**Given task**
Count each line in which the word "شماره" appears. Reply with the total and nothing more.
((
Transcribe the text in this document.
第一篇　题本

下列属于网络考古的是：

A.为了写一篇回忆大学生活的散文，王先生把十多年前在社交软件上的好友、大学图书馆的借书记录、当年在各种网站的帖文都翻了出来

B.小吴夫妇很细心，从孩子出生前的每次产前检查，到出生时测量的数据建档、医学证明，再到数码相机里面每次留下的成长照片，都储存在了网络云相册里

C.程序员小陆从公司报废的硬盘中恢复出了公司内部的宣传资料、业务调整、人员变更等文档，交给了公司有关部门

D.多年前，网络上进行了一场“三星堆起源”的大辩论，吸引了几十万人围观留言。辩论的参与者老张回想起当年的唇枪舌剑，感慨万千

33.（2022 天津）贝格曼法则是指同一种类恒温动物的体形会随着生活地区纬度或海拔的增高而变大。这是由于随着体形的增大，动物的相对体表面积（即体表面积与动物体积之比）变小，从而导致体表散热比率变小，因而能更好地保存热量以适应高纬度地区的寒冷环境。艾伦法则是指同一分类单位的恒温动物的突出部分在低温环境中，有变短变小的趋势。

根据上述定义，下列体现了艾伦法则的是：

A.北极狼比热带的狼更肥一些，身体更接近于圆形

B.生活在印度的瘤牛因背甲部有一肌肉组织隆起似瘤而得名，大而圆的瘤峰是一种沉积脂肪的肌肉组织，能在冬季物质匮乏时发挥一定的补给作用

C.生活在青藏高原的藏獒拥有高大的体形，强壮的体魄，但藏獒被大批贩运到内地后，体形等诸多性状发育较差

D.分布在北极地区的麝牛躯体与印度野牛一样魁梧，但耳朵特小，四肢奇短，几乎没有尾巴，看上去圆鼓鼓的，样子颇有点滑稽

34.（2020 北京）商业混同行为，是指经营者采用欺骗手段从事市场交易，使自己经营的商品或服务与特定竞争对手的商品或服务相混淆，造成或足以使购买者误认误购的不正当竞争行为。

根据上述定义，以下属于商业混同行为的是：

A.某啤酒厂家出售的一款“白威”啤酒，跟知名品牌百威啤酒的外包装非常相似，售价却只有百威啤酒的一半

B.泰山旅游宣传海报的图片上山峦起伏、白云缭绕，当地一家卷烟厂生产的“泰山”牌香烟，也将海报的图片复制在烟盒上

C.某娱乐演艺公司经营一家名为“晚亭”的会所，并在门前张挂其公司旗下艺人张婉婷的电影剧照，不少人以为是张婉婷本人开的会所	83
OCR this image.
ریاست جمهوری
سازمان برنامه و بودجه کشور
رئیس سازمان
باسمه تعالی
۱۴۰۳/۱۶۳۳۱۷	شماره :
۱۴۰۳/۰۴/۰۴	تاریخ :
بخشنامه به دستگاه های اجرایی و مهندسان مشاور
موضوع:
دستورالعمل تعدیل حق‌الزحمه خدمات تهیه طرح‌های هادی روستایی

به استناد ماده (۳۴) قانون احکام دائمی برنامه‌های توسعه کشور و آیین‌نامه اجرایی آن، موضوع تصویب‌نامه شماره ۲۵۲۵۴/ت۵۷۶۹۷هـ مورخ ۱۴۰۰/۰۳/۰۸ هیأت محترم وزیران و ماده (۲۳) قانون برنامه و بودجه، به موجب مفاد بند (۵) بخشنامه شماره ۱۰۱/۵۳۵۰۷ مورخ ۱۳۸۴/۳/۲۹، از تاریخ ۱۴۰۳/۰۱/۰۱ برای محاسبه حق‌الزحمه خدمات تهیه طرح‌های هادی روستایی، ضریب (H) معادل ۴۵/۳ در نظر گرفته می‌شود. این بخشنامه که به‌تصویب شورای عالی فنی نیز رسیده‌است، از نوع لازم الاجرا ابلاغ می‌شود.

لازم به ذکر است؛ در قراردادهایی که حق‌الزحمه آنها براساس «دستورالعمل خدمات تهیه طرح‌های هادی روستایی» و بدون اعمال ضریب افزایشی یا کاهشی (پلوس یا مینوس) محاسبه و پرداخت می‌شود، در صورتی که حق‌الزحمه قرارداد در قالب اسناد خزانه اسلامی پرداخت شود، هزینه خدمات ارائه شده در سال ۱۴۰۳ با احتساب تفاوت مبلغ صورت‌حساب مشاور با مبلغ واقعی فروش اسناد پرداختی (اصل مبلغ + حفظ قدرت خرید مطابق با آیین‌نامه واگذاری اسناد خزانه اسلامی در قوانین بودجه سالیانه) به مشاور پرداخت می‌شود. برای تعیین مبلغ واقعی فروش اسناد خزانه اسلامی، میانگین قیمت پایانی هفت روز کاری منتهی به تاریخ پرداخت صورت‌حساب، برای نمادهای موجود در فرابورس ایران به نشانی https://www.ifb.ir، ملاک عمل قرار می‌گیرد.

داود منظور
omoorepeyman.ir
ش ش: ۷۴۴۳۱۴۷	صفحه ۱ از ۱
))
**Written reply**
2